Entries -
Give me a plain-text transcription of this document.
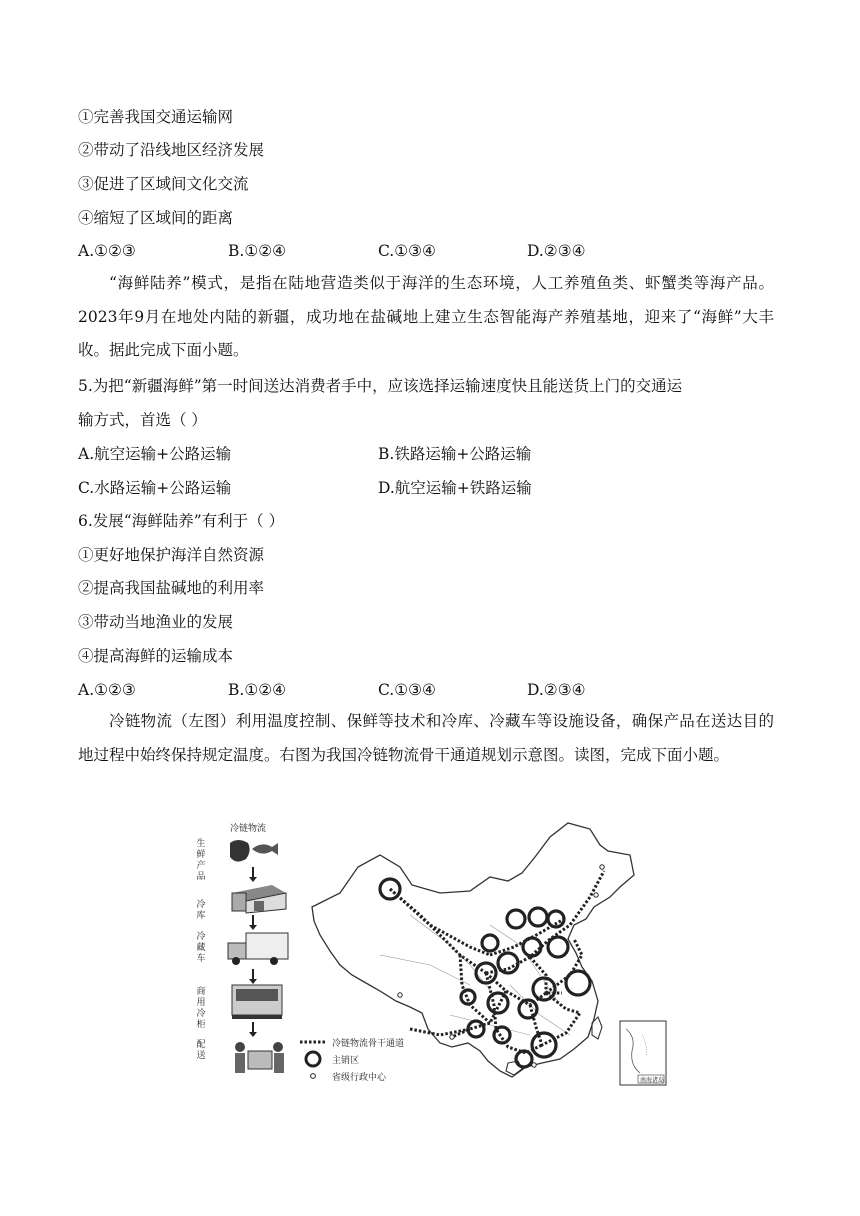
①完善我国交通运输网
②带动了沿线地区经济发展
③促进了区域间文化交流
④缩短了区域间的距离
A.①②③	B.①②④	C.①③④	D.②③④

“海鲜陆养”模式，是指在陆地营造类似于海洋的生态环境，人工养殖鱼类、虾蟹类等海产品。2023年9月在地处内陆的新疆，成功地在盐碱地上建立生态智能海产养殖基地，迎来了“海鲜”大丰收。据此完成下面小题。

5.为把“新疆海鲜”第一时间送达消费者手中，应该选择运输速度快且能送货上门的交通运
输方式，首选（ ）
A.航空运输+公路运输	B.铁路运输+公路运输
C.水路运输+公路运输	D.航空运输+铁路运输
6.发展“海鲜陆养”有利于（ ）
①更好地保护海洋自然资源
②提高我国盐碱地的利用率
③带动当地渔业的发展
④提高海鲜的运输成本
A.①②③	B.①②④	C.①③④	D.②③④

冷链物流（左图）利用温度控制、保鲜等技术和冷库、冷藏车等设施设备，确保产品在送达目的地过程中始终保持规定温度。右图为我国冷链物流骨干通道规划示意图。读图，完成下面小题。

冷链物流
生鲜产品
冷库
冷藏车
商用冷柜
配送
冷链物流骨干通道
主销区
省级行政中心	南海诸岛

Written instruction - Filter the records above and return every line that holds the word "铁路运输".

Reply to the exercise -
A.航空运输+公路运输	B.铁路运输+公路运输
C.水路运输+公路运输	D.航空运输+铁路运输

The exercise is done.